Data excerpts
□ □ □ □
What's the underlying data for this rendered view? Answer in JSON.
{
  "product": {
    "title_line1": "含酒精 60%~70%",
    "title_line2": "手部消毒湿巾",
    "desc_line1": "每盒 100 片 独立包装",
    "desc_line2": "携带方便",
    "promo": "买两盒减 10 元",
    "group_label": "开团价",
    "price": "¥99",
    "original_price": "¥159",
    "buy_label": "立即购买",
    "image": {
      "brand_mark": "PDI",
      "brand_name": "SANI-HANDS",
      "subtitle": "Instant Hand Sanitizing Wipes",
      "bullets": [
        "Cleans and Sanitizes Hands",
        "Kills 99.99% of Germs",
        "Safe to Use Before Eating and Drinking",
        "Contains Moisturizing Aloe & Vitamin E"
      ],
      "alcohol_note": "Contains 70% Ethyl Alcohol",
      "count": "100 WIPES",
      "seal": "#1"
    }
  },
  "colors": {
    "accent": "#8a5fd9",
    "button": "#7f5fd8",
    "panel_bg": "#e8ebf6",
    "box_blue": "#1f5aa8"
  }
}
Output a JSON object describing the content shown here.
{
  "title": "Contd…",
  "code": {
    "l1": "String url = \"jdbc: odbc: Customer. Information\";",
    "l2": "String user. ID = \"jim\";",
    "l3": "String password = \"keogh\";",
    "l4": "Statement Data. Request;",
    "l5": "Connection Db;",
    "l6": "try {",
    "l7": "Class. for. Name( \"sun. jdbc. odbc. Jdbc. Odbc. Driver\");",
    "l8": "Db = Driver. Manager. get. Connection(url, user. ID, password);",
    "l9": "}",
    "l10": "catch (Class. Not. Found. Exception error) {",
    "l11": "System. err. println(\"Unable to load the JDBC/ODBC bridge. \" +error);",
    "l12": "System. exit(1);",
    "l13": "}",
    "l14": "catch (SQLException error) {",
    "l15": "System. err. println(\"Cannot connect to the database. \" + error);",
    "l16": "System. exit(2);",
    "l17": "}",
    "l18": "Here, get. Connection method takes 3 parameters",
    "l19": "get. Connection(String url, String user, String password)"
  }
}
□ □ □ □
• [Set exercise] Return only the lines running from the line with "Output a JSON" to the last line of the records, both included, exactly as written.

• [Task result]
Output a JSON object describing the content shown here.
{
  "title": "Contd…",
  "code": {
    "l1": "String url = \"jdbc: odbc: Customer. Information\";",
    "l2": "String user. ID = \"jim\";",
    "l3": "String password = \"keogh\";",
    "l4": "Statement Data. Request;",
    "l5": "Connection Db;",
    "l6": "try {",
    "l7": "Class. for. Name( \"sun. jdbc. odbc. Jdbc. Odbc. Driver\");",
    "l8": "Db = Driver. Manager. get. Connection(url, user. ID, password);",
    "l9": "}",
    "l10": "catch (Class. Not. Found. Exception error) {",
    "l11": "System. err. println(\"Unable to load the JDBC/ODBC bridge. \" +error);",
    "l12": "System. exit(1);",
    "l13": "}",
    "l14": "catch (SQLException error) {",
    "l15": "System. err. println(\"Cannot connect to the database. \" + error);",
    "l16": "System. exit(2);",
    "l17": "}",
    "l18": "Here, get. Connection method takes 3 parameters",
    "l19": "get. Connection(String url, String user, String password)"
  }
}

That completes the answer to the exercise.